SHORT EXERCISE: Copy every line of the records below where the word "磷和氧气在点燃的条件下生成五氧化二磷" occurs.

EXERCISE INPUTS:
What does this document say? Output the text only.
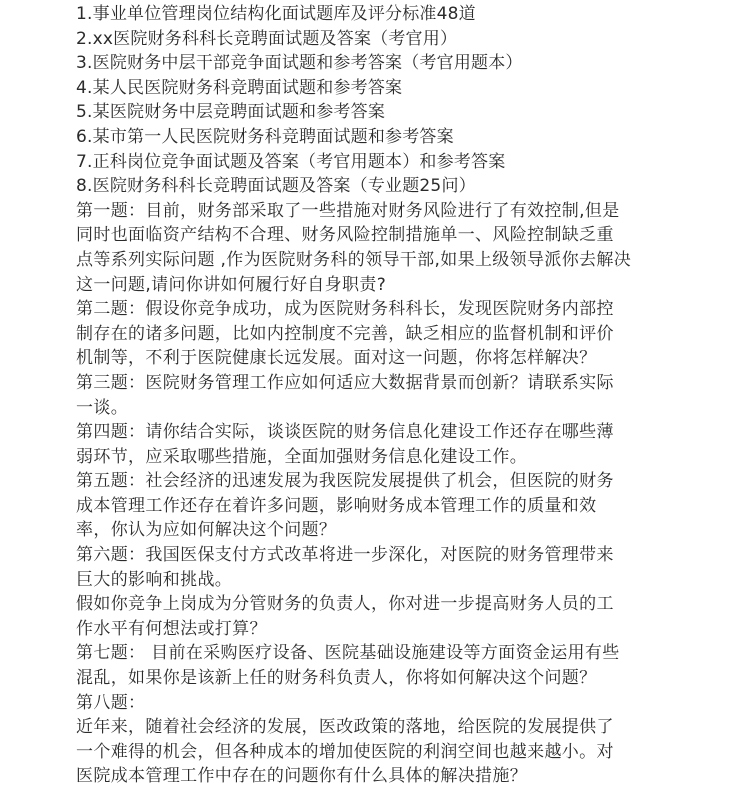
1.事业单位管理岗位结构化面试题库及评分标准48道
2.xx医院财务科科长竞聘面试题及答案（考官用）
3.医院财务中层干部竞争面试题和参考答案（考官用题本）
4.某人民医院财务科竞聘面试题和参考答案
5.某医院财务中层竞聘面试题和参考答案
6.某市第一人民医院财务科竞聘面试题和参考答案
7.正科岗位竞争面试题及答案（考官用题本）和参考答案
8.医院财务科科长竞聘面试题及答案（专业题25问）
第一题：目前，财务部采取了一些措施对财务风险进行了有效控制,但是
同时也面临资产结构不合理、财务风险控制措施单一、风险控制缺乏重
点等系列实际问题 ,作为医院财务科的领导干部,如果上级领导派你去解决
这一问题,请问你讲如何履行好自身职责?
第二题：假设你竞争成功，成为医院财务科科长，发现医院财务内部控
制存在的诸多问题，比如内控制度不完善，缺乏相应的监督机制和评价
机制等，不利于医院健康长远发展。面对这一问题，你将怎样解决？
第三题：医院财务管理工作应如何适应大数据背景而创新？请联系实际
一谈。
第四题：请你结合实际，谈谈医院的财务信息化建设工作还存在哪些薄
弱环节，应采取哪些措施，全面加强财务信息化建设工作。
第五题：社会经济的迅速发展为我医院发展提供了机会，但医院的财务
成本管理工作还存在着许多问题，影响财务成本管理工作的质量和效
率，你认为应如何解决这个问题？
第六题：我国医保支付方式改革将进一步深化，对医院的财务管理带来
巨大的影响和挑战。
假如你竞争上岗成为分管财务的负责人，你对进一步提高财务人员的工
作水平有何想法或打算？
第七题： 目前在采购医疗设备、医院基础设施建设等方面资金运用有些
混乱，如果你是该新上任的财务科负责人，你将如何解决这个问题？
第八题：
近年来，随着社会经济的发展，医改政策的落地，给医院的发展提供了
一个难得的机会，但各种成本的增加使医院的利润空间也越来越小。对
医院成本管理工作中存在的问题你有什么具体的解决措施？
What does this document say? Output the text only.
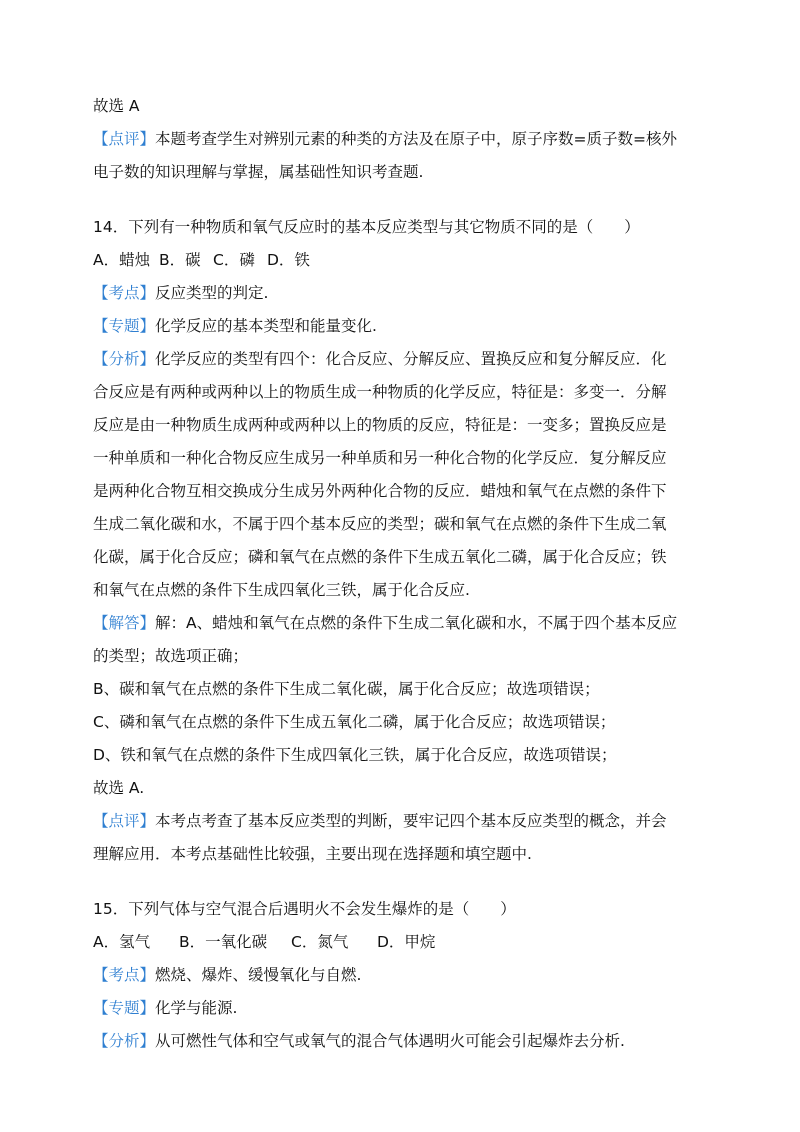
故选 A
【点评】本题考查学生对辨别元素的种类的方法及在原子中，原子序数=质子数=核外
电子数的知识理解与掌握，属基础性知识考查题.
14．下列有一种物质和氧气反应时的基本反应类型与其它物质不同的是（　　）
A．蜡烛 B．碳 C．磷 D．铁
【考点】反应类型的判定.
【专题】化学反应的基本类型和能量变化.
【分析】化学反应的类型有四个：化合反应、分解反应、置换反应和复分解反应．化
合反应是有两种或两种以上的物质生成一种物质的化学反应，特征是：多变一．分解
反应是由一种物质生成两种或两种以上的物质的反应，特征是：一变多；置换反应是
一种单质和一种化合物反应生成另一种单质和另一种化合物的化学反应．复分解反应
是两种化合物互相交换成分生成另外两种化合物的反应．蜡烛和氧气在点燃的条件下
生成二氧化碳和水，不属于四个基本反应的类型；碳和氧气在点燃的条件下生成二氧
化碳，属于化合反应；磷和氧气在点燃的条件下生成五氧化二磷，属于化合反应；铁
和氧气在点燃的条件下生成四氧化三铁，属于化合反应.
【解答】解：A、蜡烛和氧气在点燃的条件下生成二氧化碳和水，不属于四个基本反应
的类型；故选项正确；
B、碳和氧气在点燃的条件下生成二氧化碳，属于化合反应；故选项错误；
C、磷和氧气在点燃的条件下生成五氧化二磷，属于化合反应；故选项错误；
D、铁和氧气在点燃的条件下生成四氧化三铁，属于化合反应，故选项错误；
故选 A.
【点评】本考点考查了基本反应类型的判断，要牢记四个基本反应类型的概念，并会
理解应用．本考点基础性比较强，主要出现在选择题和填空题中.
15．下列气体与空气混合后遇明火不会发生爆炸的是（　　）
A．氢气 B．一氧化碳 C．氮气 D．甲烷
【考点】燃烧、爆炸、缓慢氧化与自燃.
【专题】化学与能源.
【分析】从可燃性气体和空气或氧气的混合气体遇明火可能会引起爆炸去分析.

THE RESPONSE:
化碳，属于化合反应；磷和氧气在点燃的条件下生成五氧化二磷，属于化合反应；铁
C、磷和氧气在点燃的条件下生成五氧化二磷，属于化合反应；故选项错误；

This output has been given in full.